Supplied information:

━━━━━━

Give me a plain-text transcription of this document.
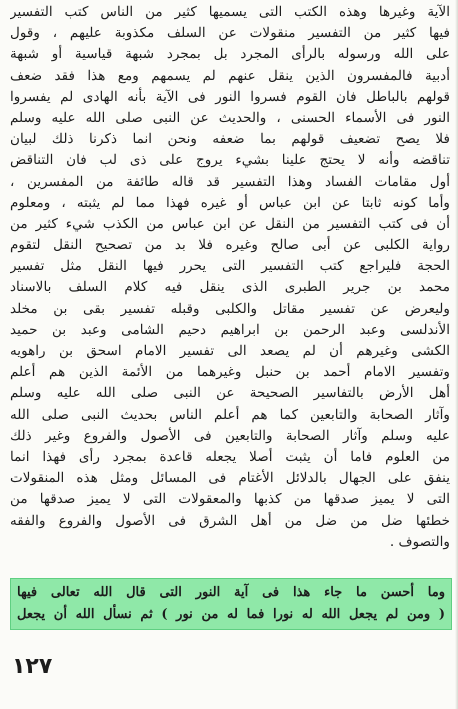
الآية وغيرها وهذه الكتب التى يسميها كثير من الناس كتب التفسير
فيها كثير من التفسير منقولات عن السلف مكذوبة عليهم ، وقول
على الله ورسوله بالرأى المجرد بل بمجرد شبهة قياسية أو شبهة
أدبية فالمفسرون الذين ينقل عنهم لم يسمهم ومع هذا فقد ضعف
قولهم بالباطل فان القوم فسروا النور فى الآية بأنه الهادى لم يفسروا
النور فى الأسماء الحسنى ، والحديث عن النبى صلى الله عليه وسلم
فلا يصح تضعيف قولهم بما ضعفه ونحن انما ذكرنا ذلك لبيان
تناقضه وأنه لا يحتج علينا بشيء يروج على ذى لب فان التناقض
أول مقامات الفساد وهذا التفسير قد قاله طائفة من المفسرين ،
وأما كونه ثابتا عن ابن عباس أو غيره فهذا مما لم يثبته ، ومعلوم
أن فى كتب التفسير من النقل عن ابن عباس من الكذب شيء كثير من
رواية الكلبى عن أبى صالح وغيره فلا بد من تصحيح النقل لتقوم
الحجة فليراجع كتب التفسير التى يحرر فيها النقل مثل تفسير
محمد بن جرير الطبرى الذى ينقل فيه كلام السلف بالاسناد
وليعرض عن تفسير مقاتل والكلبى وقبله تفسير بقى بن مخلد
الأندلسى وعبد الرحمن بن ابراهيم دحيم الشامى وعبد بن حميد
الكشى وغيرهم أن لم يصعد الى تفسير الامام اسحق بن راهويه
وتفسير الامام أحمد بن حنبل وغيرهما من الأئمة الذين هم أعلم
أهل الأرض بالتفاسير الصحيحة عن النبى صلى الله عليه وسلم
وآثار الصحابة والتابعين كما هم أعلم الناس بحديث النبى صلى الله
عليه وسلم وآثار الصحابة والتابعين فى الأصول والفروع وغير ذلك
من العلوم فاما أن يثبت أصلا يجعله قاعدة بمجرد رأى فهذا انما
ينفق على الجهال بالدلائل الأغتام فى المسائل ومثل هذه المنقولات
التى لا يميز صدقها من كذبها والمعقولات التى لا يميز صدقها من
خطئها ضل من ضل من أهل الشرق فى الأصول والفروع والفقه
والتصوف .
وما أحسن ما جاء هذا فى آية النور التى قال الله تعالى فيها
( ومن لم يجعل الله له نورا فما له من نور ) ثم نسأل الله أن يجعل
١٢٧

━━━━━━

Leave images out of the retyped records; keep all else exact.

Task result:
Give me a plain-text transcription of this document.
الآية وغيرها وهذه الكتب التى يسميها كثير من الناس كتب التفسير
فيها كثير من التفسير منقولات عن السلف مكذوبة عليهم ، وقول
على الله ورسوله بالرأى المجرد بل بمجرد شبهة قياسية أو شبهة
أدبية فالمفسرون الذين ينقل عنهم لم يسمهم ومع هذا فقد ضعف
قولهم بالباطل فان القوم فسروا النور فى الآية بأنه الهادى لم يفسروا
النور فى الأسماء الحسنى ، والحديث عن النبى صلى الله عليه وسلم
فلا يصح تضعيف قولهم بما ضعفه ونحن انما ذكرنا ذلك لبيان
تناقضه وأنه لا يحتج علينا بشيء يروج على ذى لب فان التناقض
أول مقامات الفساد وهذا التفسير قد قاله طائفة من المفسرين ،
وأما كونه ثابتا عن ابن عباس أو غيره فهذا مما لم يثبته ، ومعلوم
أن فى كتب التفسير من النقل عن ابن عباس من الكذب شيء كثير من
رواية الكلبى عن أبى صالح وغيره فلا بد من تصحيح النقل لتقوم
الحجة فليراجع كتب التفسير التى يحرر فيها النقل مثل تفسير
محمد بن جرير الطبرى الذى ينقل فيه كلام السلف بالاسناد
وليعرض عن تفسير مقاتل والكلبى وقبله تفسير بقى بن مخلد
الأندلسى وعبد الرحمن بن ابراهيم دحيم الشامى وعبد بن حميد
الكشى وغيرهم أن لم يصعد الى تفسير الامام اسحق بن راهويه
وتفسير الامام أحمد بن حنبل وغيرهما من الأئمة الذين هم أعلم
أهل الأرض بالتفاسير الصحيحة عن النبى صلى الله عليه وسلم
وآثار الصحابة والتابعين كما هم أعلم الناس بحديث النبى صلى الله
عليه وسلم وآثار الصحابة والتابعين فى الأصول والفروع وغير ذلك
من العلوم فاما أن يثبت أصلا يجعله قاعدة بمجرد رأى فهذا انما
ينفق على الجهال بالدلائل الأغتام فى المسائل ومثل هذه المنقولات
التى لا يميز صدقها من كذبها والمعقولات التى لا يميز صدقها من
خطئها ضل من ضل من أهل الشرق فى الأصول والفروع والفقه
والتصوف .
وما أحسن ما جاء هذا فى آية النور التى قال الله تعالى فيها
( ومن لم يجعل الله له نورا فما له من نور ) ثم نسأل الله أن يجعل
١٢٧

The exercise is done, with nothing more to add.